Reproduce the passage of the Arduino power supply thread starting at "There is still" and ending at "cannot be fixed.", with "transformer" renamed to "wall adapter" throughout.
## begin Text excerpt
32  Using Arduino / Project Guidance / Re: Power Supply on: February 07, 2013, 07:26:54 pm
Yep. You can't even buy the regulators for that little. I guess I am glad I didn't order that model. I was actually just looking at those a couple weeks ago, but decided to buy mine from nkcelectronics instead which is 3.3/5V independently selectable for each rail (no on/off switch built in, though.) I like it.

https://www.nkcelectronics.com/readboard-Power-Supply-Stick-Dual-Voltage-5V-and-33V_p_374.html
Its a nice little board. Seems to have been designed for the MB102 breadboard even though its description doesn't say so. Its probably priced right since it comes assembled, but watch out for the shipping cost. Start a blog and let us know how it works out.
33  Using Arduino / Project Guidance / Re: Power Supply on: February 07, 2013, 05:00:08 pm
If your 5V regulator is not burned up, it is damaged. You can see a burn mark on it in your picture. If it is working, it won't be soon. The fact that you have 3.3V selected and it is the 5V reg taking the hit would suggest it is something on the input to the 5V regulator (too high of a voltage) or a short after that. Connected to the 5V line are the LED, C2, C3, and the 3.3V regulator. I doubt the LED would blow it even if it shorted out since R1 would still limit current. C2 may be a crappy cap and shorted internally, or perhaps there is solder shorting out under C3. Finally, the 3.3v regulator may be shorted from Vin to GND. Unless they are using counterfit regulators, I would be surprised if the regulator is defective. I suspect the cap, C2. You could desolder it and see if things work with it removed. It is just a filtering cap and won't break the circuit with it removed (but might make the supply noisey.)
I removed Cap C2. There was no change. I know that the Vout of the 5v regulator goes to Vin of the 3.3 v regulator. From either of those points to ground shows a 180 ohm resistance.

Perhaps the point is that the whole thing cost about $2.50. It might be best to just scavenge the parts and build your own. It would be nice to stop the thing from being bought altogether or communicate the problem to the designers. Both seem impossible at this point.
34  Using Arduino / Project Guidance / Re: Power Supply on: February 06, 2013, 05:41:37 pm
Hi again!

Thank you for answering my question in the first place smiley-grin.  I have selected the voltage ( 5v ), please refer to the attachment.
There is still no power being supplied to the bread board... and the AMS1117 chips is smoking smiley-eek-blue  Is the chips being defective or its me..? the power being supplied to the Bread Board power module is from a 220VAC to 9VDC transformer.  Any help will be appreciated!  Thanks in advance! smiley-lol

Regards,
Your board is defective! I received one a few weeks ago and the AMS1117-5 regulator gets hot within seconds of plugging in the barrel connector. The power adapter is the same one I use for my Arduino UNO board, so its not an input voltage problem. My tests show that there is about 185 ohms between the 5 V output and ground. But all the other connections seem to be intact. I expect its a problem within the printed circuit board layers and so it cannot be fixed.
## end Text excerpt
## begin Data lines
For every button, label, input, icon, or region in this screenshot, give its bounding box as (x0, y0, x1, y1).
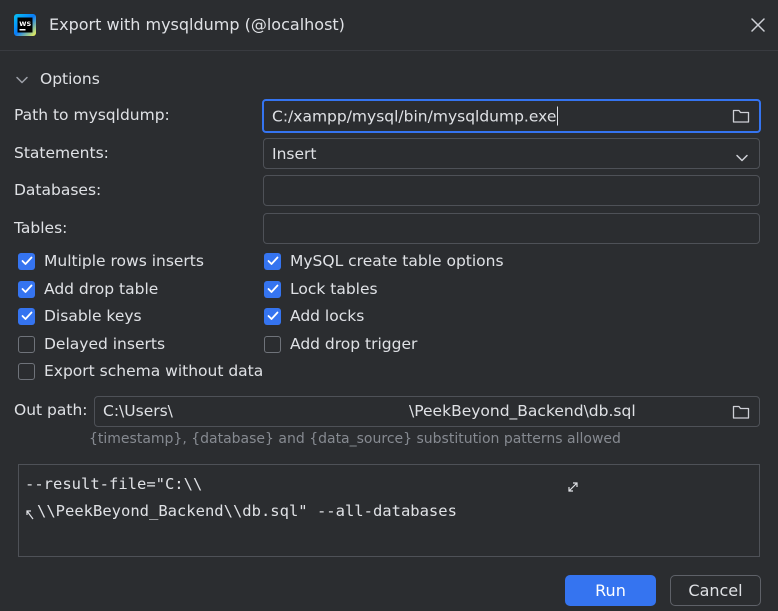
close-icon[interactable] (748, 15, 768, 35)
checkbox-unchecked-icon[interactable] (264, 335, 281, 353)
checkbox-checked-icon[interactable] (264, 252, 281, 270)
path-value-wrap: C:/xampp/mysql/bin/mysqldump.exe (272, 106, 559, 126)
checkbox-mysql-create-table-options[interactable]: MySQL create table options (264, 252, 504, 270)
checkbox-checked-icon[interactable] (264, 280, 281, 298)
webstorm-app-icon: WS (14, 14, 36, 36)
checkbox-lock-tables[interactable]: Lock tables (264, 280, 378, 298)
browse-folder-icon[interactable] (732, 108, 750, 124)
preview-line-1: --result-file="C:\\ (25, 475, 203, 493)
checkbox-disable-keys[interactable]: Disable keys (18, 307, 142, 325)
path-value: C:/xampp/mysql/bin/mysqldump.exe (272, 107, 557, 126)
cancel-button[interactable]: Cancel (670, 575, 761, 606)
title-divider (0, 50, 778, 51)
statements-value: Insert (272, 144, 317, 163)
dialog-title: Export with mysqldump (@localhost) (49, 15, 345, 34)
chevron-down-icon[interactable] (15, 73, 29, 87)
text-caret (557, 106, 559, 126)
checkbox-label: Add drop trigger (290, 335, 418, 353)
checkbox-checked-icon[interactable] (18, 280, 35, 298)
checkbox-label: Lock tables (290, 280, 378, 298)
browse-folder-icon[interactable] (732, 404, 750, 420)
checkbox-label: Delayed inserts (44, 335, 166, 353)
checkbox-checked-icon[interactable] (18, 252, 35, 270)
options-section-toggle[interactable]: Options (40, 70, 100, 88)
databases-label: Databases: (14, 181, 102, 199)
checkbox-add-drop-trigger[interactable]: Add drop trigger (264, 335, 417, 353)
path-field[interactable]: C:/xampp/mysql/bin/mysqldump.exe (262, 99, 761, 133)
checkbox-label: Add drop table (44, 280, 159, 298)
resize-arrow-icon (567, 479, 579, 492)
checkbox-export-schema-without-data[interactable]: Export schema without data (18, 362, 263, 380)
databases-input[interactable] (263, 175, 760, 206)
checkbox-add-locks[interactable]: Add locks (264, 307, 364, 325)
checkbox-label: Disable keys (44, 307, 142, 325)
tables-label: Tables: (14, 219, 68, 237)
checkbox-label: Add locks (290, 307, 365, 325)
out-path-label: Out path: (14, 401, 88, 419)
out-path-hint: {timestamp}, {database} and {data_source… (89, 431, 621, 447)
tables-input[interactable] (263, 213, 760, 244)
checkbox-delayed-inserts[interactable]: Delayed inserts (18, 335, 165, 353)
checkbox-add-drop-table[interactable]: Add drop table (18, 280, 158, 298)
checkbox-label: Multiple rows inserts (44, 252, 204, 270)
preview-line-2: \\PeekBeyond_Backend\\db.sql" --all-data… (37, 502, 457, 520)
path-label: Path to mysqldump: (14, 106, 170, 124)
checkbox-label: Export schema without data (44, 362, 264, 380)
app-icon-lettering: WS (19, 20, 31, 28)
run-button[interactable]: Run (565, 575, 656, 606)
resize-arrow-icon (25, 507, 35, 520)
statements-select[interactable]: Insert (263, 138, 760, 169)
out-path-value-start: C:\Users\ (103, 402, 173, 420)
checkbox-checked-icon[interactable] (18, 307, 35, 325)
checkbox-checked-icon[interactable] (264, 307, 281, 325)
command-preview[interactable]: --result-file="C:\\ \\PeekBeyond_Backend… (18, 464, 760, 557)
out-path-value-end: \PeekBeyond_Backend\db.sql (409, 402, 636, 420)
checkbox-unchecked-icon[interactable] (18, 335, 35, 353)
checkbox-unchecked-icon[interactable] (18, 362, 35, 380)
chevron-down-icon (735, 149, 749, 161)
statements-label: Statements: (14, 144, 109, 162)
out-path-input[interactable]: C:\Users\ \PeekBeyond_Backend\db.sql (94, 396, 760, 427)
checkbox-multiple-rows-inserts[interactable]: Multiple rows inserts (18, 252, 204, 270)
checkbox-label: MySQL create table options (290, 252, 504, 270)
## end Data lines
_Answer to the exercise_:
There is still no power being supplied to the bread board... and the AMS1117 chips is smoking smiley-eek-blue  Is the chips being defective or its me..? the power being supplied to the Bread Board power module is from a 220VAC to 9VDC wall adapter.  Any help will be appreciated!  Thanks in advance! smiley-lol

Regards,
Your board is defective! I received one a few weeks ago and the AMS1117-5 regulator gets hot within seconds of plugging in the barrel connector. The power adapter is the same one I use for my Arduino UNO board, so its not an input voltage problem. My tests show that there is about 185 ohms between the 5 V output and ground. But all the other connections seem to be intact. I expect its a problem within the printed circuit board layers and so it cannot be fixed.